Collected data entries

+===+

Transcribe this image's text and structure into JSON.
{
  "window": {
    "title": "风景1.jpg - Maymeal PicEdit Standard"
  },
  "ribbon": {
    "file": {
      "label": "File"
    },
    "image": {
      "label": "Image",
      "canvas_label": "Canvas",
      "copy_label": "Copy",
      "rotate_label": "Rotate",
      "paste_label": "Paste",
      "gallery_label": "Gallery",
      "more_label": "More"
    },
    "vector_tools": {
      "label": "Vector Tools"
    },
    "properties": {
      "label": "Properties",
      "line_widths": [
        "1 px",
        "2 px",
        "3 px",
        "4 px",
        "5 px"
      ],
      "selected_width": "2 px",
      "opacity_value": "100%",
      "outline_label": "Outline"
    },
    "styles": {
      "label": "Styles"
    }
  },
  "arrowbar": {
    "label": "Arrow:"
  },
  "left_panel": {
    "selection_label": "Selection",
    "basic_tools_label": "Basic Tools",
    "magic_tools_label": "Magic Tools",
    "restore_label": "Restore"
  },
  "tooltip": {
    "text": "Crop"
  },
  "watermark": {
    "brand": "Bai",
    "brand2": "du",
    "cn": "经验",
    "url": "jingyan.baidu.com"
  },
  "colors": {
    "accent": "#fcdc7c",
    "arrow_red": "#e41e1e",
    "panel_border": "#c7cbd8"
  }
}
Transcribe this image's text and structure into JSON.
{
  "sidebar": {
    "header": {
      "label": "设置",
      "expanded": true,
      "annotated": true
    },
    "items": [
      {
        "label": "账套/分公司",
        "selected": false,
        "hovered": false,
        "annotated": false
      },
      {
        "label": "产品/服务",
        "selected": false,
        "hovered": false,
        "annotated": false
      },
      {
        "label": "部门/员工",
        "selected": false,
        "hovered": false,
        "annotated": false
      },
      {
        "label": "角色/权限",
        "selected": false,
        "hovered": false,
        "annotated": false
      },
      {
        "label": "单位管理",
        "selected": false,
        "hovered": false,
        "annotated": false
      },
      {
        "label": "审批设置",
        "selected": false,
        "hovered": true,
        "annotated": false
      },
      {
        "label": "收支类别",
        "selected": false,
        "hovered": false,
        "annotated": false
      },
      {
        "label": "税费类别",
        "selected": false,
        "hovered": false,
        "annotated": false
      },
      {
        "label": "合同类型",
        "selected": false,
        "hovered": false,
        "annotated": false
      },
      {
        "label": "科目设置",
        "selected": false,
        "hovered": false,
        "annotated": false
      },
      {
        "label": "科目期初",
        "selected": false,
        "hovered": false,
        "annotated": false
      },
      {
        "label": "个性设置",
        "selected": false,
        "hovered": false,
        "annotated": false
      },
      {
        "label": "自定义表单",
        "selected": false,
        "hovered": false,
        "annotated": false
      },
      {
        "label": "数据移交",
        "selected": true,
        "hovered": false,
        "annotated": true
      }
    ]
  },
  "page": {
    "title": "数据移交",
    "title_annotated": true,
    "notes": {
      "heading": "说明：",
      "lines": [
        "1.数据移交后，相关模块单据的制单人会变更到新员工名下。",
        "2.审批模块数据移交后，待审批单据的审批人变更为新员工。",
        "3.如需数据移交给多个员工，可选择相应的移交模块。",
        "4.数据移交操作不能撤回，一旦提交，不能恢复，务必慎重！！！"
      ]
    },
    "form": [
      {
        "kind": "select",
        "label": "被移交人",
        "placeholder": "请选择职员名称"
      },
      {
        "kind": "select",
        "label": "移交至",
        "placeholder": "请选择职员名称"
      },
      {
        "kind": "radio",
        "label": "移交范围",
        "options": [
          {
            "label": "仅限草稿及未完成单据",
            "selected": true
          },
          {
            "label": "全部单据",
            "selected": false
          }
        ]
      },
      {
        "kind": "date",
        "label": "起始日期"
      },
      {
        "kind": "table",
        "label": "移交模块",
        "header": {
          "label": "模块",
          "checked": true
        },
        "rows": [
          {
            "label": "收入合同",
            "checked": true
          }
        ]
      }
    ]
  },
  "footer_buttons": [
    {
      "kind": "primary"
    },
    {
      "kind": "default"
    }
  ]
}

+===+

WRITTEN REQUEST
Restate the whole of the material exactly.

SOLUTION FOR THIS PROBLEM
Transcribe this image's text and structure into JSON.
{
  "window": {
    "title": "风景1.jpg - Maymeal PicEdit Standard"
  },
  "ribbon": {
    "file": {
      "label": "File"
    },
    "image": {
      "label": "Image",
      "canvas_label": "Canvas",
      "copy_label": "Copy",
      "rotate_label": "Rotate",
      "paste_label": "Paste",
      "gallery_label": "Gallery",
      "more_label": "More"
    },
    "vector_tools": {
      "label": "Vector Tools"
    },
    "properties": {
      "label": "Properties",
      "line_widths": [
        "1 px",
        "2 px",
        "3 px",
        "4 px",
        "5 px"
      ],
      "selected_width": "2 px",
      "opacity_value": "100%",
      "outline_label": "Outline"
    },
    "styles": {
      "label": "Styles"
    }
  },
  "arrowbar": {
    "label": "Arrow:"
  },
  "left_panel": {
    "selection_label": "Selection",
    "basic_tools_label": "Basic Tools",
    "magic_tools_label": "Magic Tools",
    "restore_label": "Restore"
  },
  "tooltip": {
    "text": "Crop"
  },
  "watermark": {
    "brand": "Bai",
    "brand2": "du",
    "cn": "经验",
    "url": "jingyan.baidu.com"
  },
  "colors": {
    "accent": "#fcdc7c",
    "arrow_red": "#e41e1e",
    "panel_border": "#c7cbd8"
  }
}
Transcribe this image's text and structure into JSON.
{
  "sidebar": {
    "header": {
      "label": "设置",
      "expanded": true,
      "annotated": true
    },
    "items": [
      {
        "label": "账套/分公司",
        "selected": false,
        "hovered": false,
        "annotated": false
      },
      {
        "label": "产品/服务",
        "selected": false,
        "hovered": false,
        "annotated": false
      },
      {
        "label": "部门/员工",
        "selected": false,
        "hovered": false,
        "annotated": false
      },
      {
        "label": "角色/权限",
        "selected": false,
        "hovered": false,
        "annotated": false
      },
      {
        "label": "单位管理",
        "selected": false,
        "hovered": false,
        "annotated": false
      },
      {
        "label": "审批设置",
        "selected": false,
        "hovered": true,
        "annotated": false
      },
      {
        "label": "收支类别",
        "selected": false,
        "hovered": false,
        "annotated": false
      },
      {
        "label": "税费类别",
        "selected": false,
        "hovered": false,
        "annotated": false
      },
      {
        "label": "合同类型",
        "selected": false,
        "hovered": false,
        "annotated": false
      },
      {
        "label": "科目设置",
        "selected": false,
        "hovered": false,
        "annotated": false
      },
      {
        "label": "科目期初",
        "selected": false,
        "hovered": false,
        "annotated": false
      },
      {
        "label": "个性设置",
        "selected": false,
        "hovered": false,
        "annotated": false
      },
      {
        "label": "自定义表单",
        "selected": false,
        "hovered": false,
        "annotated": false
      },
      {
        "label": "数据移交",
        "selected": true,
        "hovered": false,
        "annotated": true
      }
    ]
  },
  "page": {
    "title": "数据移交",
    "title_annotated": true,
    "notes": {
      "heading": "说明：",
      "lines": [
        "1.数据移交后，相关模块单据的制单人会变更到新员工名下。",
        "2.审批模块数据移交后，待审批单据的审批人变更为新员工。",
        "3.如需数据移交给多个员工，可选择相应的移交模块。",
        "4.数据移交操作不能撤回，一旦提交，不能恢复，务必慎重！！！"
      ]
    },
    "form": [
      {
        "kind": "select",
        "label": "被移交人",
        "placeholder": "请选择职员名称"
      },
      {
        "kind": "select",
        "label": "移交至",
        "placeholder": "请选择职员名称"
      },
      {
        "kind": "radio",
        "label": "移交范围",
        "options": [
          {
            "label": "仅限草稿及未完成单据",
            "selected": true
          },
          {
            "label": "全部单据",
            "selected": false
          }
        ]
      },
      {
        "kind": "date",
        "label": "起始日期"
      },
      {
        "kind": "table",
        "label": "移交模块",
        "header": {
          "label": "模块",
          "checked": true
        },
        "rows": [
          {
            "label": "收入合同",
            "checked": true
          }
        ]
      }
    ]
  },
  "footer_buttons": [
    {
      "kind": "primary"
    },
    {
      "kind": "default"
    }
  ]
}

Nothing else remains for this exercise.